REQUIREMENTS ▸ Give every entry again, word for word.

INPUT ROWS ▸
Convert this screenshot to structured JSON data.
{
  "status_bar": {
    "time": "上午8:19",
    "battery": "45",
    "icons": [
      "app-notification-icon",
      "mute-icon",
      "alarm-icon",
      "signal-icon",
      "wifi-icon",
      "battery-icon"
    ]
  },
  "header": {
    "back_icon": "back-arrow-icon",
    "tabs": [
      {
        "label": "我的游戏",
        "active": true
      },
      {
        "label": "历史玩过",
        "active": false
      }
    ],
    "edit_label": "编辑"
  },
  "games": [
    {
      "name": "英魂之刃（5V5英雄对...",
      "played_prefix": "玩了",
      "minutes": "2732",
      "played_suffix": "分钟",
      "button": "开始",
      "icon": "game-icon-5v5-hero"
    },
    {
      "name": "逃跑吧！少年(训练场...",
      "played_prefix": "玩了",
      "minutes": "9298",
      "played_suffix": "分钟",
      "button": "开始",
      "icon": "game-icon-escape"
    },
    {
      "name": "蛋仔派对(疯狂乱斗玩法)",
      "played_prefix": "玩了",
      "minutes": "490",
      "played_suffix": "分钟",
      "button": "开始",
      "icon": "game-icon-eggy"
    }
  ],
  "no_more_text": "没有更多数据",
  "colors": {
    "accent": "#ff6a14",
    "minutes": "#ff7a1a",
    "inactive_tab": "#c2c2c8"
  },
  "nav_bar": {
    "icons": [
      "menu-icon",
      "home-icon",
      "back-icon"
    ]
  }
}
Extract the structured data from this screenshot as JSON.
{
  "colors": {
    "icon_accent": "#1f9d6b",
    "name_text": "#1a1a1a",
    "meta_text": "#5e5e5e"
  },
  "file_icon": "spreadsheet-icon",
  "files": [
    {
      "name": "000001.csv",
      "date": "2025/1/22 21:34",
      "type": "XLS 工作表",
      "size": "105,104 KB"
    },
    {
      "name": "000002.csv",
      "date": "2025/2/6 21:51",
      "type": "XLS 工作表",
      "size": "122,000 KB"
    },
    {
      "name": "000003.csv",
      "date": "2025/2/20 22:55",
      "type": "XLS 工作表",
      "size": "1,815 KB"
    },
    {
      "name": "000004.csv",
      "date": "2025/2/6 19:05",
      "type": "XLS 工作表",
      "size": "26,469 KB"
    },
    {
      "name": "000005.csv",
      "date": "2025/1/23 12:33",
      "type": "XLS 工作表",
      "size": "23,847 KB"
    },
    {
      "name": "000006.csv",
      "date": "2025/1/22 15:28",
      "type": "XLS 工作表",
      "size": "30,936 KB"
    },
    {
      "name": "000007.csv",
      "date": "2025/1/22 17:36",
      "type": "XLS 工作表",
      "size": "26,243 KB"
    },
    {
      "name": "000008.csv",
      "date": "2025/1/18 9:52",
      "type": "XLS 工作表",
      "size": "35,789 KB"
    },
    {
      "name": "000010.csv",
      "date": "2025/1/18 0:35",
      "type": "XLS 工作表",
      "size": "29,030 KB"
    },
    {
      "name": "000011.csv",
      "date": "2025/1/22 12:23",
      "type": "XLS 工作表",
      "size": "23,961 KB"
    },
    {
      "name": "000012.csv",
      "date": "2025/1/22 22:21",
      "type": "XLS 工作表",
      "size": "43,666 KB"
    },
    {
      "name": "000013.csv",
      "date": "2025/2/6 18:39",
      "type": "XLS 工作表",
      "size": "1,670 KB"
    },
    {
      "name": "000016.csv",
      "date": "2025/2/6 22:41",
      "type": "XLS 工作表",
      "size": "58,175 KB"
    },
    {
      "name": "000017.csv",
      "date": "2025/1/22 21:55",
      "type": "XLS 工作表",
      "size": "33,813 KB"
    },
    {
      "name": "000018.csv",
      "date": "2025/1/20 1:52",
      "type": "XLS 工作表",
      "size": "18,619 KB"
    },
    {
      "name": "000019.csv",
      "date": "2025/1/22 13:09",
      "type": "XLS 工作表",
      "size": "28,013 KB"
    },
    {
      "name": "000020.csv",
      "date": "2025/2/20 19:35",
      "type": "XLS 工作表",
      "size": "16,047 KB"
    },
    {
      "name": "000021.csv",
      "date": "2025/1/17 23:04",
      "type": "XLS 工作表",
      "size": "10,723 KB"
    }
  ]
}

EXPECTED OUTPUT ▸
Convert this screenshot to structured JSON data.
{
  "status_bar": {
    "time": "上午8:19",
    "battery": "45",
    "icons": [
      "app-notification-icon",
      "mute-icon",
      "alarm-icon",
      "signal-icon",
      "wifi-icon",
      "battery-icon"
    ]
  },
  "header": {
    "back_icon": "back-arrow-icon",
    "tabs": [
      {
        "label": "我的游戏",
        "active": true
      },
      {
        "label": "历史玩过",
        "active": false
      }
    ],
    "edit_label": "编辑"
  },
  "games": [
    {
      "name": "英魂之刃（5V5英雄对...",
      "played_prefix": "玩了",
      "minutes": "2732",
      "played_suffix": "分钟",
      "button": "开始",
      "icon": "game-icon-5v5-hero"
    },
    {
      "name": "逃跑吧！少年(训练场...",
      "played_prefix": "玩了",
      "minutes": "9298",
      "played_suffix": "分钟",
      "button": "开始",
      "icon": "game-icon-escape"
    },
    {
      "name": "蛋仔派对(疯狂乱斗玩法)",
      "played_prefix": "玩了",
      "minutes": "490",
      "played_suffix": "分钟",
      "button": "开始",
      "icon": "game-icon-eggy"
    }
  ],
  "no_more_text": "没有更多数据",
  "colors": {
    "accent": "#ff6a14",
    "minutes": "#ff7a1a",
    "inactive_tab": "#c2c2c8"
  },
  "nav_bar": {
    "icons": [
      "menu-icon",
      "home-icon",
      "back-icon"
    ]
  }
}
Extract the structured data from this screenshot as JSON.
{
  "colors": {
    "icon_accent": "#1f9d6b",
    "name_text": "#1a1a1a",
    "meta_text": "#5e5e5e"
  },
  "file_icon": "spreadsheet-icon",
  "files": [
    {
      "name": "000001.csv",
      "date": "2025/1/22 21:34",
      "type": "XLS 工作表",
      "size": "105,104 KB"
    },
    {
      "name": "000002.csv",
      "date": "2025/2/6 21:51",
      "type": "XLS 工作表",
      "size": "122,000 KB"
    },
    {
      "name": "000003.csv",
      "date": "2025/2/20 22:55",
      "type": "XLS 工作表",
      "size": "1,815 KB"
    },
    {
      "name": "000004.csv",
      "date": "2025/2/6 19:05",
      "type": "XLS 工作表",
      "size": "26,469 KB"
    },
    {
      "name": "000005.csv",
      "date": "2025/1/23 12:33",
      "type": "XLS 工作表",
      "size": "23,847 KB"
    },
    {
      "name": "000006.csv",
      "date": "2025/1/22 15:28",
      "type": "XLS 工作表",
      "size": "30,936 KB"
    },
    {
      "name": "000007.csv",
      "date": "2025/1/22 17:36",
      "type": "XLS 工作表",
      "size": "26,243 KB"
    },
    {
      "name": "000008.csv",
      "date": "2025/1/18 9:52",
      "type": "XLS 工作表",
      "size": "35,789 KB"
    },
    {
      "name": "000010.csv",
      "date": "2025/1/18 0:35",
      "type": "XLS 工作表",
      "size": "29,030 KB"
    },
    {
      "name": "000011.csv",
      "date": "2025/1/22 12:23",
      "type": "XLS 工作表",
      "size": "23,961 KB"
    },
    {
      "name": "000012.csv",
      "date": "2025/1/22 22:21",
      "type": "XLS 工作表",
      "size": "43,666 KB"
    },
    {
      "name": "000013.csv",
      "date": "2025/2/6 18:39",
      "type": "XLS 工作表",
      "size": "1,670 KB"
    },
    {
      "name": "000016.csv",
      "date": "2025/2/6 22:41",
      "type": "XLS 工作表",
      "size": "58,175 KB"
    },
    {
      "name": "000017.csv",
      "date": "2025/1/22 21:55",
      "type": "XLS 工作表",
      "size": "33,813 KB"
    },
    {
      "name": "000018.csv",
      "date": "2025/1/20 1:52",
      "type": "XLS 工作表",
      "size": "18,619 KB"
    },
    {
      "name": "000019.csv",
      "date": "2025/1/22 13:09",
      "type": "XLS 工作表",
      "size": "28,013 KB"
    },
    {
      "name": "000020.csv",
      "date": "2025/2/20 19:35",
      "type": "XLS 工作表",
      "size": "16,047 KB"
    },
    {
      "name": "000021.csv",
      "date": "2025/1/17 23:04",
      "type": "XLS 工作表",
      "size": "10,723 KB"
    }
  ]
}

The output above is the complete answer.